:: 阅读材料

13: DESIGN A SEARCH AUTOCOMPLETE SYSTEM - swchen1234/systemDesign GitHub Wiki

Step 1 - Understand the problem and establish design scope

提问:

  • query only at the beginning or middle as well
  • how many suggestions return?
  • spell check?
  • language
  • capitalization and special characters?
  • DAU

Back of the envelope estimation

  • Assume 10 million daily active users (DAU).
  • An average person performs 10 searches per day.
  • 20 bytes of data per query string
  • 20 requests are sent for each search on average
  • ~24,000 query per second (QPS) = 10,000,000 users * 10 queries / day * 20 characters / 24 hours / 3600 seconds. Peak QPS = QPS * 2 = ~48,000
  • Assume 20% of the daily queries are new. 10 million * 10 queries / day * 20 byte per query * 20% = 0.4 GB. This means 0.4GB of new data is added to storage daily.

::::
:: 数据摘录

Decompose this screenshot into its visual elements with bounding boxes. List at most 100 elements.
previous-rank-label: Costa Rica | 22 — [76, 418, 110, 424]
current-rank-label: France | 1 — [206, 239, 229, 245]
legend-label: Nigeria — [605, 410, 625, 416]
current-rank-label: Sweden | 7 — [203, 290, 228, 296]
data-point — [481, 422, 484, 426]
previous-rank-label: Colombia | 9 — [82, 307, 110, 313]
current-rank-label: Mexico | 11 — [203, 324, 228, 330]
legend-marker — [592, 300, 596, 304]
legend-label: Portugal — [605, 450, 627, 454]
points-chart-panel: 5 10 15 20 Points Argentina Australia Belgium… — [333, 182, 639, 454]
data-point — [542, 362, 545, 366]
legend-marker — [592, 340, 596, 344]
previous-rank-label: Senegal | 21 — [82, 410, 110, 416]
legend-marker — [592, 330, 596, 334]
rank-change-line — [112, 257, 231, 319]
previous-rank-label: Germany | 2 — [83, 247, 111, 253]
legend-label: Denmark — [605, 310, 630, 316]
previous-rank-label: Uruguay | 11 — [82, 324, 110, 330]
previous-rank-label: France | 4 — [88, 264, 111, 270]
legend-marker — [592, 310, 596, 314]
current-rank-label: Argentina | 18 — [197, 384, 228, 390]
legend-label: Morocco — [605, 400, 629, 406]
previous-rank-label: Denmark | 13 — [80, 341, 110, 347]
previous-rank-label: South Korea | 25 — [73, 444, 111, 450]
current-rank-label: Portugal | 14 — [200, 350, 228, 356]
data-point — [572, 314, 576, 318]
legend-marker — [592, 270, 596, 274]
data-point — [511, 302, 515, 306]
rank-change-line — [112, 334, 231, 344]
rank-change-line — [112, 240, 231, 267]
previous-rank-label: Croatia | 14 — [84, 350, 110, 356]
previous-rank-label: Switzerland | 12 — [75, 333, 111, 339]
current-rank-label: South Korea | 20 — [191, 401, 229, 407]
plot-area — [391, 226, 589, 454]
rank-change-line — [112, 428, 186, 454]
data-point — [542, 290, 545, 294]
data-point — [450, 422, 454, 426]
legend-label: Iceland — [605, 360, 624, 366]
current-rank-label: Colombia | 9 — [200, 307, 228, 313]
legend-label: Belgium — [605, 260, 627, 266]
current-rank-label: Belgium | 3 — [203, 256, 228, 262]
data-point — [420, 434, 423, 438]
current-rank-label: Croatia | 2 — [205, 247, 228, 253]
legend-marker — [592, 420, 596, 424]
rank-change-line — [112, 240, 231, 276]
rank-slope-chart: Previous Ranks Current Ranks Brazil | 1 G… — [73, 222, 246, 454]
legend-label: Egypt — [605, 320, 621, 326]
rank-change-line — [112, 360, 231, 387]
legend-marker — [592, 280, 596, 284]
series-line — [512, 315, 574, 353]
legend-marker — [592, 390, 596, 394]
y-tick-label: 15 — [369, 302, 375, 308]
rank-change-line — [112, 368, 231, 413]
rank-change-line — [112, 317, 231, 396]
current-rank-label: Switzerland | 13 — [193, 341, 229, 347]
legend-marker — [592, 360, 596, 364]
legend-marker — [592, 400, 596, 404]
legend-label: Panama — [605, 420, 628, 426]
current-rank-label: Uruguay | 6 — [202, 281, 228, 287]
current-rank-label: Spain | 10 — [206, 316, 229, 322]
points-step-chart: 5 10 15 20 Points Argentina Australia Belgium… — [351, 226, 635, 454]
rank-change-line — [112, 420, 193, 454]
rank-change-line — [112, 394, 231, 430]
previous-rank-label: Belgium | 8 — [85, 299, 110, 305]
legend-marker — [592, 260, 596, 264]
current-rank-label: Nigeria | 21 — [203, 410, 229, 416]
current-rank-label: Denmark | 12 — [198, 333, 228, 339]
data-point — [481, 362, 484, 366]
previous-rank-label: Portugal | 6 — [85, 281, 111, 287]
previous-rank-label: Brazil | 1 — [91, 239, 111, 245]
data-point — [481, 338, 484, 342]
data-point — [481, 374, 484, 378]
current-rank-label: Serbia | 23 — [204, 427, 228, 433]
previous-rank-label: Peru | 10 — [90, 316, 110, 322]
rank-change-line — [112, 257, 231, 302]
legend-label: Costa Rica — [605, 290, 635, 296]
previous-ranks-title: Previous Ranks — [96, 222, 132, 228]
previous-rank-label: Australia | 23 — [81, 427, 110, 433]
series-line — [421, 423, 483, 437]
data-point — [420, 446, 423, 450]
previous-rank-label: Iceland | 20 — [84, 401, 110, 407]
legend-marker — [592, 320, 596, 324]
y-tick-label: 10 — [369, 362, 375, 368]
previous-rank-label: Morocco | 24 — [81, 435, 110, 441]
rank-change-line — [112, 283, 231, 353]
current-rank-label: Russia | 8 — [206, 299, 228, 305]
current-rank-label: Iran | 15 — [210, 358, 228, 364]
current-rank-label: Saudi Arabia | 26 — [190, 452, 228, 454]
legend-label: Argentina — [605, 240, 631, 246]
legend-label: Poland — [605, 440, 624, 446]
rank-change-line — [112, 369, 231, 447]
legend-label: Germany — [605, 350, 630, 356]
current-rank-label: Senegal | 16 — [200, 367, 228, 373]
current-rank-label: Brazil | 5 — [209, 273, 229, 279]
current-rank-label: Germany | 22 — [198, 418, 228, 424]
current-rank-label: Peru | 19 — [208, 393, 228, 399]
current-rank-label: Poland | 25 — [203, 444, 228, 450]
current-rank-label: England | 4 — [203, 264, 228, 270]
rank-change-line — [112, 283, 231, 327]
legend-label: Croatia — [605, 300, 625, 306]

::::

工作说明:
(1) 把阅读材料中的这句话翻译成中文:“An average person performs 10 searches per day.”
(2) 阅读材料在估算中假设的日活跃用户数是多少?
(3) 请写出阅读材料中以“Step 1 - Understand”开头、到“and special characters?”为止的那一段,同时将其中的“spell check”替换为“grammar check”。

逐题解答:
(1) 平均每人每天进行10次搜索。

(2) 1000万。

(3)
Step 1 - Understand the problem and establish design scope

提问:

  • query only at the beginning or middle as well
  • how many suggestions return?
  • grammar check?
  • language
  • capitalization and special characters?